◆ BRIEF
Write every record out again exactly, and keep images out of it.

◆ ENTRIES
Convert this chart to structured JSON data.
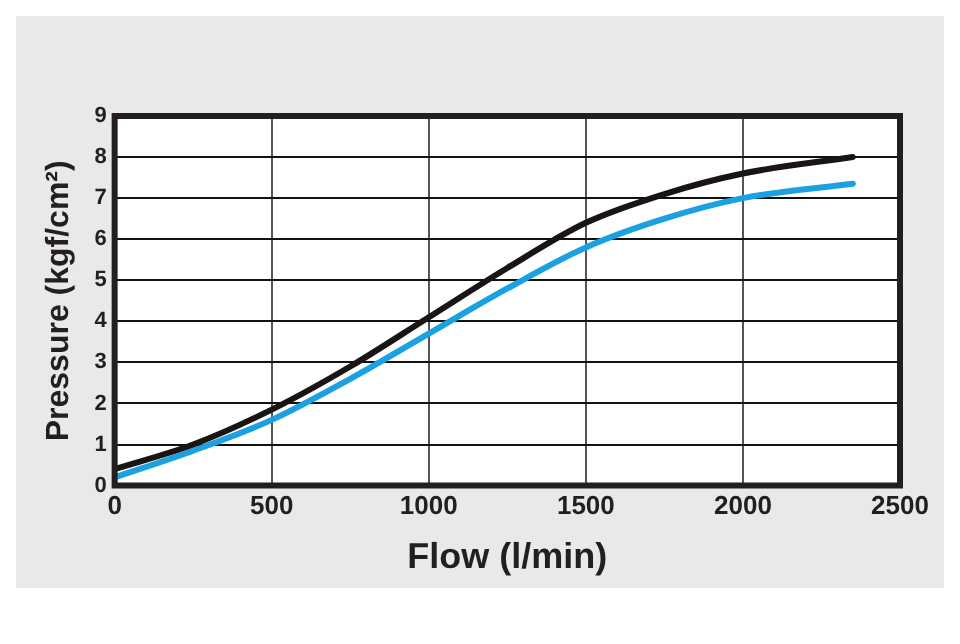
{
  "chart_data": {
    "type": "line",
    "xlabel": "Flow (l/min)",
    "ylabel": "Pressure (kgf/cm²)",
    "xlim": [
      0,
      2500
    ],
    "xticks": [
      0,
      500,
      1000,
      1500,
      2000,
      2500
    ],
    "ylim": [
      0,
      9
    ],
    "yticks": [
      0,
      1,
      2,
      3,
      4,
      5,
      6,
      7,
      8,
      9
    ],
    "grid": true,
    "legend": false,
    "marker": "none",
    "line_style": "solid",
    "series": [
      {
        "color": "#1a1414",
        "x": [
          0,
          250,
          500,
          750,
          1000,
          1250,
          1500,
          1750,
          2000,
          2350
        ],
        "values": [
          0.4,
          1.0,
          1.85,
          2.9,
          4.1,
          5.3,
          6.4,
          7.1,
          7.6,
          8.0
        ]
      },
      {
        "color": "#1ba1e2",
        "x": [
          0,
          250,
          500,
          750,
          1000,
          1250,
          1500,
          1750,
          2000,
          2350
        ],
        "values": [
          0.2,
          0.85,
          1.6,
          2.6,
          3.7,
          4.8,
          5.8,
          6.5,
          7.0,
          7.35
        ]
      }
    ]
  }
}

◆ TASK RESULT
Convert this chart to structured JSON data.
{
  "chart_data": {
    "type": "line",
    "xlabel": "Flow (l/min)",
    "ylabel": "Pressure (kgf/cm²)",
    "xlim": [
      0,
      2500
    ],
    "xticks": [
      0,
      500,
      1000,
      1500,
      2000,
      2500
    ],
    "ylim": [
      0,
      9
    ],
    "yticks": [
      0,
      1,
      2,
      3,
      4,
      5,
      6,
      7,
      8,
      9
    ],
    "grid": true,
    "legend": false,
    "marker": "none",
    "line_style": "solid",
    "series": [
      {
        "color": "#1a1414",
        "x": [
          0,
          250,
          500,
          750,
          1000,
          1250,
          1500,
          1750,
          2000,
          2350
        ],
        "values": [
          0.4,
          1.0,
          1.85,
          2.9,
          4.1,
          5.3,
          6.4,
          7.1,
          7.6,
          8.0
        ]
      },
      {
        "color": "#1ba1e2",
        "x": [
          0,
          250,
          500,
          750,
          1000,
          1250,
          1500,
          1750,
          2000,
          2350
        ],
        "values": [
          0.2,
          0.85,
          1.6,
          2.6,
          3.7,
          4.8,
          5.8,
          6.5,
          7.0,
          7.35
        ]
      }
    ]
  }
}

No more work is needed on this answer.